• **SHORT EXERCISE**: Output all the entries word for word. Omit the pictures.

• **MATERIAL SHOWN**:
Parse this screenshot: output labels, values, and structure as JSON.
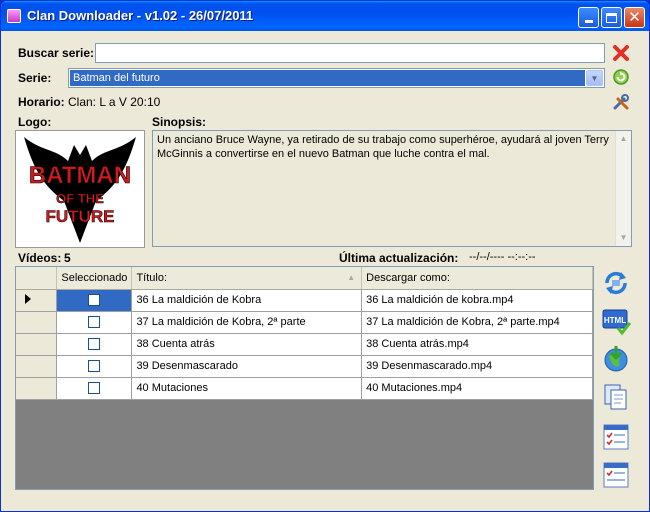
{
  "window": {
    "title": "Clan Downloader - v1.02 - 26/07/2011"
  },
  "form": {
    "search_label": "Buscar serie:",
    "search_value": "",
    "serie_label": "Serie:",
    "serie_value": "Batman del futuro",
    "horario_label": "Horario:",
    "horario_value": "Clan: L a V 20:10",
    "logo_label": "Logo:",
    "sinopsis_label": "Sinopsis:",
    "sinopsis_text": "Un anciano Bruce Wayne, ya retirado de su trabajo como superhéroe, ayudará al joven Terry McGinnis a convertirse en el nuevo Batman que luche contra el mal."
  },
  "logo": {
    "line1": "BATMAN",
    "line2": "OF THE",
    "line3": "FUTURE"
  },
  "status": {
    "videos_label": "Vídeos:",
    "videos_count": "5",
    "last_update_label": "Última actualización:",
    "last_update_value": "--/--/---- --:--:--"
  },
  "table": {
    "columns": [
      "Seleccionado",
      "Título:",
      "Descargar como:"
    ],
    "rows": [
      {
        "title": "36 La maldición de Kobra",
        "filename": "36 La maldición de kobra.mp4"
      },
      {
        "title": "37 La maldición de Kobra, 2ª parte",
        "filename": "37 La maldición de Kobra, 2ª parte.mp4"
      },
      {
        "title": "38 Cuenta atrás",
        "filename": "38 Cuenta atrás.mp4"
      },
      {
        "title": "39 Desenmascarado",
        "filename": "39 Desenmascarado.mp4"
      },
      {
        "title": "40 Mutaciones",
        "filename": "40 Mutaciones.mp4"
      }
    ]
  },
  "colors": {
    "titlebar": "#0054e3",
    "selection": "#316ac5",
    "window_bg": "#ece9d8"
  },
  "icons": [
    "clear-search-icon",
    "refresh-icon",
    "settings-tools-icon",
    "refresh-list-icon",
    "html-export-icon",
    "download-globe-icon",
    "copy-icon",
    "select-all-icon",
    "select-none-icon"
  ]
}
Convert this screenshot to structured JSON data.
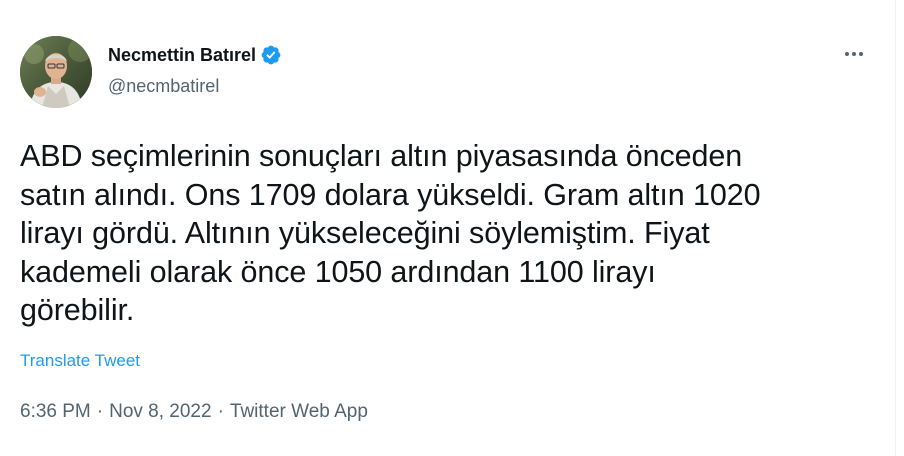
{
  "author": {
    "display_name": "Necmettin Batırel",
    "handle": "@necmbatirel",
    "verified": true,
    "avatar_icon": "user-avatar",
    "verified_color": "#1d9bf0"
  },
  "tweet": {
    "text": "ABD seçimlerinin sonuçları altın piyasasında önceden\nsatın alındı. Ons 1709 dolara yükseldi. Gram altın 1020\nlirayı gördü. Altının yükseleceğini söylemiştim. Fiyat\nkademeli olarak önce 1050 ardından 1100 lirayı\ngörebilir.",
    "translate_label": "Translate Tweet",
    "time": "6:36 PM",
    "date": "Nov 8, 2022",
    "separator": "·",
    "source": "Twitter Web App"
  },
  "menu": {
    "icon": "more-dots-icon"
  },
  "colors": {
    "text_primary": "#0f1419",
    "text_secondary": "#536471",
    "link": "#1d9bf0"
  }
}
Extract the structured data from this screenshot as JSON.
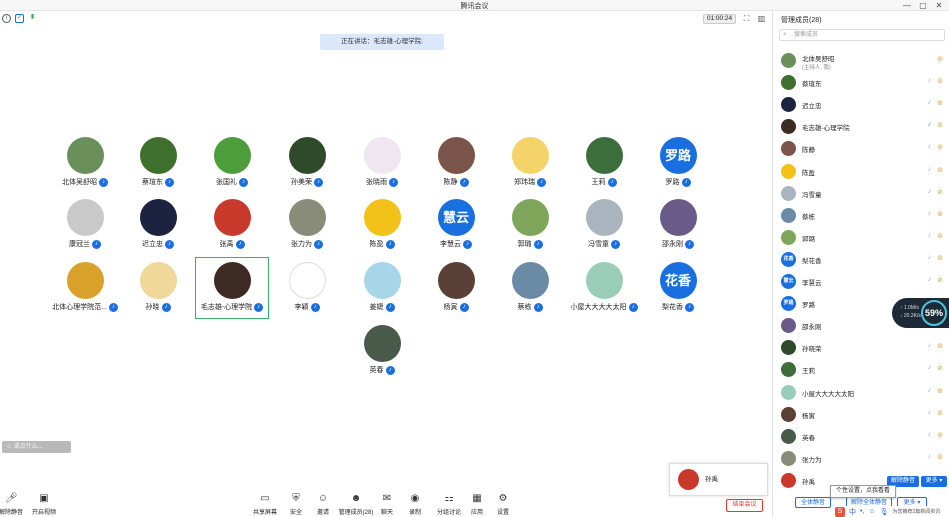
{
  "window": {
    "title": "腾讯会议",
    "min": "—",
    "max": "▢",
    "close": "✕"
  },
  "timer": "01:00:24",
  "speaking": "正在讲话：毛志雄-心理学院;",
  "colors": {
    "accent": "#1a6fe0",
    "active_border": "#34b46a",
    "end_red": "#e33"
  },
  "participants": [
    {
      "name": "北体吴舒昭",
      "av": "#6b8f5a"
    },
    {
      "name": "蔡瑄东",
      "av": "#3f6f2c"
    },
    {
      "name": "张国礼",
      "av": "#4d9d3a"
    },
    {
      "name": "孙美荣",
      "av": "#2e4a2a"
    },
    {
      "name": "张晓雨",
      "av": "#efe7ef"
    },
    {
      "name": "陈静",
      "av": "#7a5448"
    },
    {
      "name": "郑玮瑞",
      "av": "#f4d46a"
    },
    {
      "name": "王莉",
      "av": "#3b6e3a"
    },
    {
      "name": "罗路",
      "av": "#1a6fe0",
      "text": "罗路"
    },
    {
      "name": "康冠兰",
      "av": "#c9c9c9"
    },
    {
      "name": "迟立忠",
      "av": "#1c2340"
    },
    {
      "name": "张禹",
      "av": "#c8382b"
    },
    {
      "name": "张力为",
      "av": "#8a8c7a"
    },
    {
      "name": "陈盈",
      "av": "#f2c21b"
    },
    {
      "name": "李慧云",
      "av": "#1a6fe0",
      "text": "慧云"
    },
    {
      "name": "郭璐",
      "av": "#7da65a"
    },
    {
      "name": "冯雪童",
      "av": "#a9b4bf"
    },
    {
      "name": "邵永刚",
      "av": "#6a5a8a"
    },
    {
      "name": "北体心理学院范...",
      "av": "#d9a02a"
    },
    {
      "name": "孙晓",
      "av": "#efd89a"
    },
    {
      "name": "毛志雄-心理学院",
      "av": "#3d2a22"
    },
    {
      "name": "李颖",
      "av": "#ffffff"
    },
    {
      "name": "姜婕",
      "av": "#a7d6e8"
    },
    {
      "name": "杨寅",
      "av": "#5a4036"
    },
    {
      "name": "蔡栋",
      "av": "#6b8aa6"
    },
    {
      "name": "小屋大大大大太阳",
      "av": "#9acdb8"
    },
    {
      "name": "梨花香",
      "av": "#1a6fe0",
      "text": "花香"
    },
    {
      "name": "英春",
      "av": "#4a5a4a"
    }
  ],
  "chat_hint": "说点什么...",
  "self_card_name": "孙禹",
  "end_meeting": "结束会议",
  "toolbar": {
    "unmute": "解除静音",
    "start_video": "开启视频",
    "share": "共享屏幕",
    "security": "安全",
    "invite": "邀请",
    "manage": "管理成员(28)",
    "chat": "聊天",
    "record": "录制",
    "breakout": "分组讨论",
    "apps": "应用",
    "settings": "设置"
  },
  "panel": {
    "title": "管理成员(28)",
    "search_placeholder": "搜索成员",
    "host_sub": "(主持人, 我)",
    "members": [
      {
        "name": "北体吴舒昭",
        "av": "#6b8f5a"
      },
      {
        "name": "蔡瑄东",
        "av": "#3f6f2c"
      },
      {
        "name": "迟立忠",
        "av": "#1c2340"
      },
      {
        "name": "毛志雄-心理学院",
        "av": "#3d2a22"
      },
      {
        "name": "陈静",
        "av": "#7a5448"
      },
      {
        "name": "陈盈",
        "av": "#f2c21b"
      },
      {
        "name": "冯雪童",
        "av": "#a9b4bf"
      },
      {
        "name": "蔡栋",
        "av": "#6b8aa6"
      },
      {
        "name": "郭璐",
        "av": "#7da65a"
      },
      {
        "name": "梨花香",
        "av": "#1a6fe0",
        "text": "花香"
      },
      {
        "name": "李慧云",
        "av": "#1a6fe0",
        "text": "慧云"
      },
      {
        "name": "罗路",
        "av": "#1a6fe0",
        "text": "罗路"
      },
      {
        "name": "邵永刚",
        "av": "#6a5a8a"
      },
      {
        "name": "孙晓荣",
        "av": "#2e4a2a"
      },
      {
        "name": "王莉",
        "av": "#3b6e3a"
      },
      {
        "name": "小屋大大大大太阳",
        "av": "#9acdb8"
      },
      {
        "name": "杨寅",
        "av": "#5a4036"
      },
      {
        "name": "英春",
        "av": "#4a5a4a"
      },
      {
        "name": "张力为",
        "av": "#8a8c7a"
      },
      {
        "name": "孙禹",
        "av": "#c8382b"
      }
    ],
    "mute_all": "全体静音",
    "unmute_all": "解除全体静音",
    "more": "更多",
    "unmute_btn": "解除静音",
    "more_btn": "更多",
    "tooltip": "个性设置，点我看看"
  },
  "speed": {
    "pct": "59%",
    "up": "1.0M/s",
    "down": "20.2K/s"
  },
  "ime": {
    "logo": "S",
    "lang": "中"
  },
  "ime_notice": "为您推荐2篇新闻资讯"
}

• **CORRECT OUTPUT**:
Parse this screenshot: output labels, values, and structure as JSON.
{
  "window": {
    "title": "Clan Downloader - v1.02 - 26/07/2011"
  },
  "form": {
    "search_label": "Buscar serie:",
    "search_value": "",
    "serie_label": "Serie:",
    "serie_value": "Batman del futuro",
    "horario_label": "Horario:",
    "horario_value": "Clan: L a V 20:10",
    "logo_label": "Logo:",
    "sinopsis_label": "Sinopsis:",
    "sinopsis_text": "Un anciano Bruce Wayne, ya retirado de su trabajo como superhéroe, ayudará al joven Terry McGinnis a convertirse en el nuevo Batman que luche contra el mal."
  },
  "logo": {
    "line1": "BATMAN",
    "line2": "OF THE",
    "line3": "FUTURE"
  },
  "status": {
    "videos_label": "Vídeos:",
    "videos_count": "5",
    "last_update_label": "Última actualización:",
    "last_update_value": "--/--/---- --:--:--"
  },
  "table": {
    "columns": [
      "Seleccionado",
      "Título:",
      "Descargar como:"
    ],
    "rows": [
      {
        "title": "36 La maldición de Kobra",
        "filename": "36 La maldición de kobra.mp4"
      },
      {
        "title": "37 La maldición de Kobra, 2ª parte",
        "filename": "37 La maldición de Kobra, 2ª parte.mp4"
      },
      {
        "title": "38 Cuenta atrás",
        "filename": "38 Cuenta atrás.mp4"
      },
      {
        "title": "39 Desenmascarado",
        "filename": "39 Desenmascarado.mp4"
      },
      {
        "title": "40 Mutaciones",
        "filename": "40 Mutaciones.mp4"
      }
    ]
  },
  "colors": {
    "titlebar": "#0054e3",
    "selection": "#316ac5",
    "window_bg": "#ece9d8"
  },
  "icons": [
    "clear-search-icon",
    "refresh-icon",
    "settings-tools-icon",
    "refresh-list-icon",
    "html-export-icon",
    "download-globe-icon",
    "copy-icon",
    "select-all-icon",
    "select-none-icon"
  ]
}
Convert this screenshot to structured JSON data.
{
  "author": {
    "display_name": "Necmettin Batırel",
    "handle": "@necmbatirel",
    "verified": true,
    "avatar_icon": "user-avatar",
    "verified_color": "#1d9bf0"
  },
  "tweet": {
    "text": "ABD seçimlerinin sonuçları altın piyasasında önceden\nsatın alındı. Ons 1709 dolara yükseldi. Gram altın 1020\nlirayı gördü. Altının yükseleceğini söylemiştim. Fiyat\nkademeli olarak önce 1050 ardından 1100 lirayı\ngörebilir.",
    "translate_label": "Translate Tweet",
    "time": "6:36 PM",
    "date": "Nov 8, 2022",
    "separator": "·",
    "source": "Twitter Web App"
  },
  "menu": {
    "icon": "more-dots-icon"
  },
  "colors": {
    "text_primary": "#0f1419",
    "text_secondary": "#536471",
    "link": "#1d9bf0"
  }
}
Extract the structured data from this screenshot as JSON.
{
  "window": {
    "title": "腾讯会议",
    "min": "—",
    "max": "▢",
    "close": "✕"
  },
  "timer": "01:00:24",
  "speaking": "正在讲话：毛志雄-心理学院;",
  "colors": {
    "accent": "#1a6fe0",
    "active_border": "#34b46a",
    "end_red": "#e33"
  },
  "participants": [
    {
      "name": "北体吴舒昭",
      "av": "#6b8f5a"
    },
    {
      "name": "蔡瑄东",
      "av": "#3f6f2c"
    },
    {
      "name": "张国礼",
      "av": "#4d9d3a"
    },
    {
      "name": "孙美荣",
      "av": "#2e4a2a"
    },
    {
      "name": "张晓雨",
      "av": "#efe7ef"
    },
    {
      "name": "陈静",
      "av": "#7a5448"
    },
    {
      "name": "郑玮瑞",
      "av": "#f4d46a"
    },
    {
      "name": "王莉",
      "av": "#3b6e3a"
    },
    {
      "name": "罗路",
      "av": "#1a6fe0",
      "text": "罗路"
    },
    {
      "name": "康冠兰",
      "av": "#c9c9c9"
    },
    {
      "name": "迟立忠",
      "av": "#1c2340"
    },
    {
      "name": "张禹",
      "av": "#c8382b"
    },
    {
      "name": "张力为",
      "av": "#8a8c7a"
    },
    {
      "name": "陈盈",
      "av": "#f2c21b"
    },
    {
      "name": "李慧云",
      "av": "#1a6fe0",
      "text": "慧云"
    },
    {
      "name": "郭璐",
      "av": "#7da65a"
    },
    {
      "name": "冯雪童",
      "av": "#a9b4bf"
    },
    {
      "name": "邵永刚",
      "av": "#6a5a8a"
    },
    {
      "name": "北体心理学院范...",
      "av": "#d9a02a"
    },
    {
      "name": "孙晓",
      "av": "#efd89a"
    },
    {
      "name": "毛志雄-心理学院",
      "av": "#3d2a22"
    },
    {
      "name": "李颖",
      "av": "#ffffff"
    },
    {
      "name": "姜婕",
      "av": "#a7d6e8"
    },
    {
      "name": "杨寅",
      "av": "#5a4036"
    },
    {
      "name": "蔡栋",
      "av": "#6b8aa6"
    },
    {
      "name": "小屋大大大大太阳",
      "av": "#9acdb8"
    },
    {
      "name": "梨花香",
      "av": "#1a6fe0",
      "text": "花香"
    },
    {
      "name": "英春",
      "av": "#4a5a4a"
    }
  ],
  "chat_hint": "说点什么...",
  "self_card_name": "孙禹",
  "end_meeting": "结束会议",
  "toolbar": {
    "unmute": "解除静音",
    "start_video": "开启视频",
    "share": "共享屏幕",
    "security": "安全",
    "invite": "邀请",
    "manage": "管理成员(28)",
    "chat": "聊天",
    "record": "录制",
    "breakout": "分组讨论",
    "apps": "应用",
    "settings": "设置"
  },
  "panel": {
    "title": "管理成员(28)",
    "search_placeholder": "搜索成员",
    "host_sub": "(主持人, 我)",
    "members": [
      {
        "name": "北体吴舒昭",
        "av": "#6b8f5a"
      },
      {
        "name": "蔡瑄东",
        "av": "#3f6f2c"
      },
      {
        "name": "迟立忠",
        "av": "#1c2340"
      },
      {
        "name": "毛志雄-心理学院",
        "av": "#3d2a22"
      },
      {
        "name": "陈静",
        "av": "#7a5448"
      },
      {
        "name": "陈盈",
        "av": "#f2c21b"
      },
      {
        "name": "冯雪童",
        "av": "#a9b4bf"
      },
      {
        "name": "蔡栋",
        "av": "#6b8aa6"
      },
      {
        "name": "郭璐",
        "av": "#7da65a"
      },
      {
        "name": "梨花香",
        "av": "#1a6fe0",
        "text": "花香"
      },
      {
        "name": "李慧云",
        "av": "#1a6fe0",
        "text": "慧云"
      },
      {
        "name": "罗路",
        "av": "#1a6fe0",
        "text": "罗路"
      },
      {
        "name": "邵永刚",
        "av": "#6a5a8a"
      },
      {
        "name": "孙晓荣",
        "av": "#2e4a2a"
      },
      {
        "name": "王莉",
        "av": "#3b6e3a"
      },
      {
        "name": "小屋大大大大太阳",
        "av": "#9acdb8"
      },
      {
        "name": "杨寅",
        "av": "#5a4036"
      },
      {
        "name": "英春",
        "av": "#4a5a4a"
      },
      {
        "name": "张力为",
        "av": "#8a8c7a"
      },
      {
        "name": "孙禹",
        "av": "#c8382b"
      }
    ],
    "mute_all": "全体静音",
    "unmute_all": "解除全体静音",
    "more": "更多",
    "unmute_btn": "解除静音",
    "more_btn": "更多",
    "tooltip": "个性设置，点我看看"
  },
  "speed": {
    "pct": "59%",
    "up": "1.0M/s",
    "down": "20.2K/s"
  },
  "ime": {
    "logo": "S",
    "lang": "中"
  },
  "ime_notice": "为您推荐2篇新闻资讯"
}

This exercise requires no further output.